Write out every line of the records below word for word.

┌─ Data rows

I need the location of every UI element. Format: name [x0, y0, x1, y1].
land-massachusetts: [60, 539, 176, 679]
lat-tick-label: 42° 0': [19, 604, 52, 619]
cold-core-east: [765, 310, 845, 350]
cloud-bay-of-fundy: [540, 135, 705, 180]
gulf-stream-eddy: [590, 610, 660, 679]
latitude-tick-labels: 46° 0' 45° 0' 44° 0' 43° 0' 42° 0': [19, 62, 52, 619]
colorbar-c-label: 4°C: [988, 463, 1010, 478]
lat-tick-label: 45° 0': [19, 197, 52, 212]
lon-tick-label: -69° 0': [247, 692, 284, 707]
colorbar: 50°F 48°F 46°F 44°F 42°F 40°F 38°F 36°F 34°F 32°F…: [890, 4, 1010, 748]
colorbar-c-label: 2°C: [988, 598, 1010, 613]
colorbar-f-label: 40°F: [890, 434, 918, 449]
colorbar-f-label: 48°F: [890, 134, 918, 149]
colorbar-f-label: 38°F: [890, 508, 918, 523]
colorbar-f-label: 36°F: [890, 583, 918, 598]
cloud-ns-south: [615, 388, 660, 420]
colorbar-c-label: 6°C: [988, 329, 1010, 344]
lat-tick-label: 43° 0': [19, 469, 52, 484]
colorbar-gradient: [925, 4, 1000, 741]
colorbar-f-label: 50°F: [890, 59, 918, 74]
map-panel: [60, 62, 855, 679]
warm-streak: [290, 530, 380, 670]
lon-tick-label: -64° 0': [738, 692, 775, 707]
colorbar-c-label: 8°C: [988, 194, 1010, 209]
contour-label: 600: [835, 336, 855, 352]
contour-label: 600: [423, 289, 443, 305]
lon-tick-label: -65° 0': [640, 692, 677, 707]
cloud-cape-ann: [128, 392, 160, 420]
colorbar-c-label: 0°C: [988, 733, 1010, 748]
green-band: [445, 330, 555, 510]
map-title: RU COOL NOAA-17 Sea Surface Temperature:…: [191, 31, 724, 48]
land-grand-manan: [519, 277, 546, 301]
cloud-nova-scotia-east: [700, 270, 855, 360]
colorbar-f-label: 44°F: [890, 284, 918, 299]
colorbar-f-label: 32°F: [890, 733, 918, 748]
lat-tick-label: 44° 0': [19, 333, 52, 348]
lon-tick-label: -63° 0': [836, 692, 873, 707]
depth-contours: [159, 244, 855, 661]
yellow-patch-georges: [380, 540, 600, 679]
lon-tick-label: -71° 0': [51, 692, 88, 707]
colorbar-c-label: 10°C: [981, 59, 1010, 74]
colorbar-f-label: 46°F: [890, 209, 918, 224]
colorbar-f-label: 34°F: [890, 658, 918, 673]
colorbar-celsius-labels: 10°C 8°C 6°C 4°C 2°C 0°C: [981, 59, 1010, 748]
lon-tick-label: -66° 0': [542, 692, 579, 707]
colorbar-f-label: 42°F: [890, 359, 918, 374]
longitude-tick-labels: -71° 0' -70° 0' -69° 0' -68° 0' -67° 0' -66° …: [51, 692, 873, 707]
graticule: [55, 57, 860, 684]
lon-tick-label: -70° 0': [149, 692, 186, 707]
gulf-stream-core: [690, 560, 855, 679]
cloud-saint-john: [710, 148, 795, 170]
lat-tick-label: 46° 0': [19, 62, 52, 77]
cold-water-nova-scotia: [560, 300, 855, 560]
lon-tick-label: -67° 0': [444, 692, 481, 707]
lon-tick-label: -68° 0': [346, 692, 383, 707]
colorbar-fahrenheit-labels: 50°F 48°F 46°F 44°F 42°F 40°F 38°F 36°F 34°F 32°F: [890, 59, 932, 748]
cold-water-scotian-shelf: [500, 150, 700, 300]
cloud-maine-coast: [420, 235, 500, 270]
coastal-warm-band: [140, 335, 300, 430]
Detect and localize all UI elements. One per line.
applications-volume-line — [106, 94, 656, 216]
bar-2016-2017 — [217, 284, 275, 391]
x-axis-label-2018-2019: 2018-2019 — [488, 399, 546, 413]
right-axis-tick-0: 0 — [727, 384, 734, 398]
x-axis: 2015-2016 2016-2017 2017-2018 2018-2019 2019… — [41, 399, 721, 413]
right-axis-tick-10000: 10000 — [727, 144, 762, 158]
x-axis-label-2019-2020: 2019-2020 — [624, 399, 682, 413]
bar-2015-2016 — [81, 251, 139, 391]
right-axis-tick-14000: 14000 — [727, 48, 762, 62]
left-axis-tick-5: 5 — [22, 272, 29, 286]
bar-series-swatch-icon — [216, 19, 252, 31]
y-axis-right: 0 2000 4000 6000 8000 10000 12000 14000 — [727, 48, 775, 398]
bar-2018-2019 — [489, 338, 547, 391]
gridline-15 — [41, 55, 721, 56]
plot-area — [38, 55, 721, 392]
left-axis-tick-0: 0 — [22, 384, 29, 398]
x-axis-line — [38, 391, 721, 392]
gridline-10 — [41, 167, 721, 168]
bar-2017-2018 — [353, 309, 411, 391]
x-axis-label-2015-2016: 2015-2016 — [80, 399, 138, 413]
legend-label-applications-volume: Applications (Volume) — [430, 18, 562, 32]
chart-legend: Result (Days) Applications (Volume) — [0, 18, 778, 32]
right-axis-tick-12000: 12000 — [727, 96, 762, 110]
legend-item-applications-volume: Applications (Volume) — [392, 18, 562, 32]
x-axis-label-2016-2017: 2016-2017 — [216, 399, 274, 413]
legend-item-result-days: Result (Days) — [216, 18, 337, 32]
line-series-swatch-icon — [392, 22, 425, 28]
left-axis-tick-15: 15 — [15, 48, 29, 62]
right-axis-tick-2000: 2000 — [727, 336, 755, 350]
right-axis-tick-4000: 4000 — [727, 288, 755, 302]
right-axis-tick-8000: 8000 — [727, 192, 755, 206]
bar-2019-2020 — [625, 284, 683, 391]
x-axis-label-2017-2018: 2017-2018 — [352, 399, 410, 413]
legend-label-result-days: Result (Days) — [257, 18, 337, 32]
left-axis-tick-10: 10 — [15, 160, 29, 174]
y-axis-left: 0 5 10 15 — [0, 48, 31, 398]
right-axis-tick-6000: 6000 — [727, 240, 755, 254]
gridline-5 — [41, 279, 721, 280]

└─

_Right answer_
I need the location of every UI element. Format: name [x0, y0, x1, y1].
land-massachusetts: [60, 539, 176, 679]
lat-tick-label: 42° 0': [19, 604, 52, 619]
cold-core-east: [765, 310, 845, 350]
cloud-bay-of-fundy: [540, 135, 705, 180]
gulf-stream-eddy: [590, 610, 660, 679]
latitude-tick-labels: 46° 0' 45° 0' 44° 0' 43° 0' 42° 0': [19, 62, 52, 619]
colorbar-c-label: 4°C: [988, 463, 1010, 478]
lat-tick-label: 45° 0': [19, 197, 52, 212]
lon-tick-label: -69° 0': [247, 692, 284, 707]
colorbar: 50°F 48°F 46°F 44°F 42°F 40°F 38°F 36°F 34°F 32°F…: [890, 4, 1010, 748]
colorbar-c-label: 2°C: [988, 598, 1010, 613]
colorbar-f-label: 40°F: [890, 434, 918, 449]
colorbar-f-label: 48°F: [890, 134, 918, 149]
colorbar-f-label: 38°F: [890, 508, 918, 523]
colorbar-f-label: 36°F: [890, 583, 918, 598]
cloud-ns-south: [615, 388, 660, 420]
colorbar-c-label: 6°C: [988, 329, 1010, 344]
lat-tick-label: 43° 0': [19, 469, 52, 484]
colorbar-gradient: [925, 4, 1000, 741]
colorbar-f-label: 50°F: [890, 59, 918, 74]
map-panel: [60, 62, 855, 679]
warm-streak: [290, 530, 380, 670]
lon-tick-label: -64° 0': [738, 692, 775, 707]
colorbar-c-label: 8°C: [988, 194, 1010, 209]
contour-label: 600: [835, 336, 855, 352]
contour-label: 600: [423, 289, 443, 305]
lon-tick-label: -65° 0': [640, 692, 677, 707]
cloud-cape-ann: [128, 392, 160, 420]
colorbar-c-label: 0°C: [988, 733, 1010, 748]
green-band: [445, 330, 555, 510]
map-title: RU COOL NOAA-17 Sea Surface Temperature:…: [191, 31, 724, 48]
land-grand-manan: [519, 277, 546, 301]
cloud-nova-scotia-east: [700, 270, 855, 360]
colorbar-f-label: 44°F: [890, 284, 918, 299]
colorbar-f-label: 32°F: [890, 733, 918, 748]
lat-tick-label: 44° 0': [19, 333, 52, 348]
lon-tick-label: -63° 0': [836, 692, 873, 707]
depth-contours: [159, 244, 855, 661]
yellow-patch-georges: [380, 540, 600, 679]
lon-tick-label: -71° 0': [51, 692, 88, 707]
colorbar-c-label: 10°C: [981, 59, 1010, 74]
colorbar-f-label: 46°F: [890, 209, 918, 224]
colorbar-f-label: 34°F: [890, 658, 918, 673]
colorbar-celsius-labels: 10°C 8°C 6°C 4°C 2°C 0°C: [981, 59, 1010, 748]
lon-tick-label: -66° 0': [542, 692, 579, 707]
colorbar-f-label: 42°F: [890, 359, 918, 374]
longitude-tick-labels: -71° 0' -70° 0' -69° 0' -68° 0' -67° 0' -66° …: [51, 692, 873, 707]
graticule: [55, 57, 860, 684]
lon-tick-label: -70° 0': [149, 692, 186, 707]
gulf-stream-core: [690, 560, 855, 679]
cloud-saint-john: [710, 148, 795, 170]
lat-tick-label: 46° 0': [19, 62, 52, 77]
cold-water-nova-scotia: [560, 300, 855, 560]
lon-tick-label: -67° 0': [444, 692, 481, 707]
lon-tick-label: -68° 0': [346, 692, 383, 707]
colorbar-fahrenheit-labels: 50°F 48°F 46°F 44°F 42°F 40°F 38°F 36°F 34°F 32°F: [890, 59, 932, 748]
cold-water-scotian-shelf: [500, 150, 700, 300]
cloud-maine-coast: [420, 235, 500, 270]
coastal-warm-band: [140, 335, 300, 430]
Detect and localize all UI elements. One per line.
applications-volume-line — [106, 94, 656, 216]
bar-2016-2017 — [217, 284, 275, 391]
x-axis-label-2018-2019: 2018-2019 — [488, 399, 546, 413]
right-axis-tick-0: 0 — [727, 384, 734, 398]
x-axis: 2015-2016 2016-2017 2017-2018 2018-2019 2019… — [41, 399, 721, 413]
right-axis-tick-10000: 10000 — [727, 144, 762, 158]
x-axis-label-2019-2020: 2019-2020 — [624, 399, 682, 413]
bar-2015-2016 — [81, 251, 139, 391]
right-axis-tick-14000: 14000 — [727, 48, 762, 62]
left-axis-tick-5: 5 — [22, 272, 29, 286]
bar-series-swatch-icon — [216, 19, 252, 31]
y-axis-right: 0 2000 4000 6000 8000 10000 12000 14000 — [727, 48, 775, 398]
bar-2018-2019 — [489, 338, 547, 391]
gridline-15 — [41, 55, 721, 56]
plot-area — [38, 55, 721, 392]
left-axis-tick-0: 0 — [22, 384, 29, 398]
x-axis-line — [38, 391, 721, 392]
gridline-10 — [41, 167, 721, 168]
bar-2017-2018 — [353, 309, 411, 391]
x-axis-label-2015-2016: 2015-2016 — [80, 399, 138, 413]
legend-label-applications-volume: Applications (Volume) — [430, 18, 562, 32]
chart-legend: Result (Days) Applications (Volume) — [0, 18, 778, 32]
right-axis-tick-12000: 12000 — [727, 96, 762, 110]
legend-item-applications-volume: Applications (Volume) — [392, 18, 562, 32]
x-axis-label-2016-2017: 2016-2017 — [216, 399, 274, 413]
legend-item-result-days: Result (Days) — [216, 18, 337, 32]
line-series-swatch-icon — [392, 22, 425, 28]
left-axis-tick-15: 15 — [15, 48, 29, 62]
right-axis-tick-2000: 2000 — [727, 336, 755, 350]
right-axis-tick-4000: 4000 — [727, 288, 755, 302]
right-axis-tick-8000: 8000 — [727, 192, 755, 206]
bar-2019-2020 — [625, 284, 683, 391]
x-axis-label-2017-2018: 2017-2018 — [352, 399, 410, 413]
legend-label-result-days: Result (Days) — [257, 18, 337, 32]
left-axis-tick-10: 10 — [15, 160, 29, 174]
y-axis-left: 0 5 10 15 — [0, 48, 31, 398]
right-axis-tick-6000: 6000 — [727, 240, 755, 254]
gridline-5 — [41, 279, 721, 280]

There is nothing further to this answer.